• What this task involves
Write out all of the entries exactly as given.

• Collection entries
------------------------
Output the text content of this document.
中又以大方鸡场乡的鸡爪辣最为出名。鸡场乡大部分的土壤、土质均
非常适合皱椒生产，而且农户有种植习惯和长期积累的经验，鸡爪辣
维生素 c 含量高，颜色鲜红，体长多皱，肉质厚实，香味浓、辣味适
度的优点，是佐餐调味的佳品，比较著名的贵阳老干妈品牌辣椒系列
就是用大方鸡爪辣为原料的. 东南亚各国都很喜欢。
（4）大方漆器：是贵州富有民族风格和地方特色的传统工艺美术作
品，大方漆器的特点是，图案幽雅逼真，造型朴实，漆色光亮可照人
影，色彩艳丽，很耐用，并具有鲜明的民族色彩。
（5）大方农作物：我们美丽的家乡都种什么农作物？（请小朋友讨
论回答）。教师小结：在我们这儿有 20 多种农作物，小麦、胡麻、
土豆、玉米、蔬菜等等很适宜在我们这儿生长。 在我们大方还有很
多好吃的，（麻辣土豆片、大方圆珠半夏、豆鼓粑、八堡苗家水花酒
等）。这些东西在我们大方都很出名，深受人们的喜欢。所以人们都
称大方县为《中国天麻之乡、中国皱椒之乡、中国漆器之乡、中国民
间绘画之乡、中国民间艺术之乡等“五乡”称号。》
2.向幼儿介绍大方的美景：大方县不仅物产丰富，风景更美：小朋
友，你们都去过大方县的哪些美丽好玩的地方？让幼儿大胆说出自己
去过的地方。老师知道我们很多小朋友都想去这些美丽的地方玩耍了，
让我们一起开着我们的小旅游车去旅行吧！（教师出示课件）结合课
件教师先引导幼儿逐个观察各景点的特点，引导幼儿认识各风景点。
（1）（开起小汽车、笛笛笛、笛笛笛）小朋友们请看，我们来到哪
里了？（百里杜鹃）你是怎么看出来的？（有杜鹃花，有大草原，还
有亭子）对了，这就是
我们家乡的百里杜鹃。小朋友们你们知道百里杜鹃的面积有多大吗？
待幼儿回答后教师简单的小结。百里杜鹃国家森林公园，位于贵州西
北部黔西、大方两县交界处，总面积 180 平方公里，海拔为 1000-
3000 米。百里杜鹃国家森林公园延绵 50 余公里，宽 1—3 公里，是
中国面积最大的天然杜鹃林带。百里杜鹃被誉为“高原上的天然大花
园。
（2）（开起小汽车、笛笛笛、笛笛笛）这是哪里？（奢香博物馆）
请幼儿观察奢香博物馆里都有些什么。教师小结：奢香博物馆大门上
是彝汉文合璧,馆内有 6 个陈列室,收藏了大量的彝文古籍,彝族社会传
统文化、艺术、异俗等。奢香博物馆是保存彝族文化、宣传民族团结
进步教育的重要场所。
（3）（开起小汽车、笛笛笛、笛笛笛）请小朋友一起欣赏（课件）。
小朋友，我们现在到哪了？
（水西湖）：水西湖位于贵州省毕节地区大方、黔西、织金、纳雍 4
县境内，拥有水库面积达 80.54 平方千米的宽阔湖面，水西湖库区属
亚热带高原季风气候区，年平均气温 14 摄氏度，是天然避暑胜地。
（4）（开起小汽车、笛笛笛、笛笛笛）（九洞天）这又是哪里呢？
------------------------
• Response below
Output the text content of this document.
中又以大方鸡场乡的鸡爪辣最为出名。鸡场乡大部分的土壤、土质均
非常适合皱椒生产，而且农户有种植习惯和长期积累的经验，鸡爪辣
维生素 c 含量高，颜色鲜红，体长多皱，肉质厚实，香味浓、辣味适
度的优点，是佐餐调味的佳品，比较著名的贵阳老干妈品牌辣椒系列
就是用大方鸡爪辣为原料的. 东南亚各国都很喜欢。
（4）大方漆器：是贵州富有民族风格和地方特色的传统工艺美术作
品，大方漆器的特点是，图案幽雅逼真，造型朴实，漆色光亮可照人
影，色彩艳丽，很耐用，并具有鲜明的民族色彩。
（5）大方农作物：我们美丽的家乡都种什么农作物？（请小朋友讨
论回答）。教师小结：在我们这儿有 20 多种农作物，小麦、胡麻、
土豆、玉米、蔬菜等等很适宜在我们这儿生长。 在我们大方还有很
多好吃的，（麻辣土豆片、大方圆珠半夏、豆鼓粑、八堡苗家水花酒
等）。这些东西在我们大方都很出名，深受人们的喜欢。所以人们都
称大方县为《中国天麻之乡、中国皱椒之乡、中国漆器之乡、中国民
间绘画之乡、中国民间艺术之乡等“五乡”称号。》
2.向幼儿介绍大方的美景：大方县不仅物产丰富，风景更美：小朋
友，你们都去过大方县的哪些美丽好玩的地方？让幼儿大胆说出自己
去过的地方。老师知道我们很多小朋友都想去这些美丽的地方玩耍了，
让我们一起开着我们的小旅游车去旅行吧！（教师出示课件）结合课
件教师先引导幼儿逐个观察各景点的特点，引导幼儿认识各风景点。
（1）（开起小汽车、笛笛笛、笛笛笛）小朋友们请看，我们来到哪
里了？（百里杜鹃）你是怎么看出来的？（有杜鹃花，有大草原，还
有亭子）对了，这就是
我们家乡的百里杜鹃。小朋友们你们知道百里杜鹃的面积有多大吗？
待幼儿回答后教师简单的小结。百里杜鹃国家森林公园，位于贵州西
北部黔西、大方两县交界处，总面积 180 平方公里，海拔为 1000-
3000 米。百里杜鹃国家森林公园延绵 50 余公里，宽 1—3 公里，是
中国面积最大的天然杜鹃林带。百里杜鹃被誉为“高原上的天然大花
园。
（2）（开起小汽车、笛笛笛、笛笛笛）这是哪里？（奢香博物馆）
请幼儿观察奢香博物馆里都有些什么。教师小结：奢香博物馆大门上
是彝汉文合璧,馆内有 6 个陈列室,收藏了大量的彝文古籍,彝族社会传
统文化、艺术、异俗等。奢香博物馆是保存彝族文化、宣传民族团结
进步教育的重要场所。
（3）（开起小汽车、笛笛笛、笛笛笛）请小朋友一起欣赏（课件）。
小朋友，我们现在到哪了？
（水西湖）：水西湖位于贵州省毕节地区大方、黔西、织金、纳雍 4
县境内，拥有水库面积达 80.54 平方千米的宽阔湖面，水西湖库区属
亚热带高原季风气候区，年平均气温 14 摄氏度，是天然避暑胜地。
（4）（开起小汽车、笛笛笛、笛笛笛）（九洞天）这又是哪里呢？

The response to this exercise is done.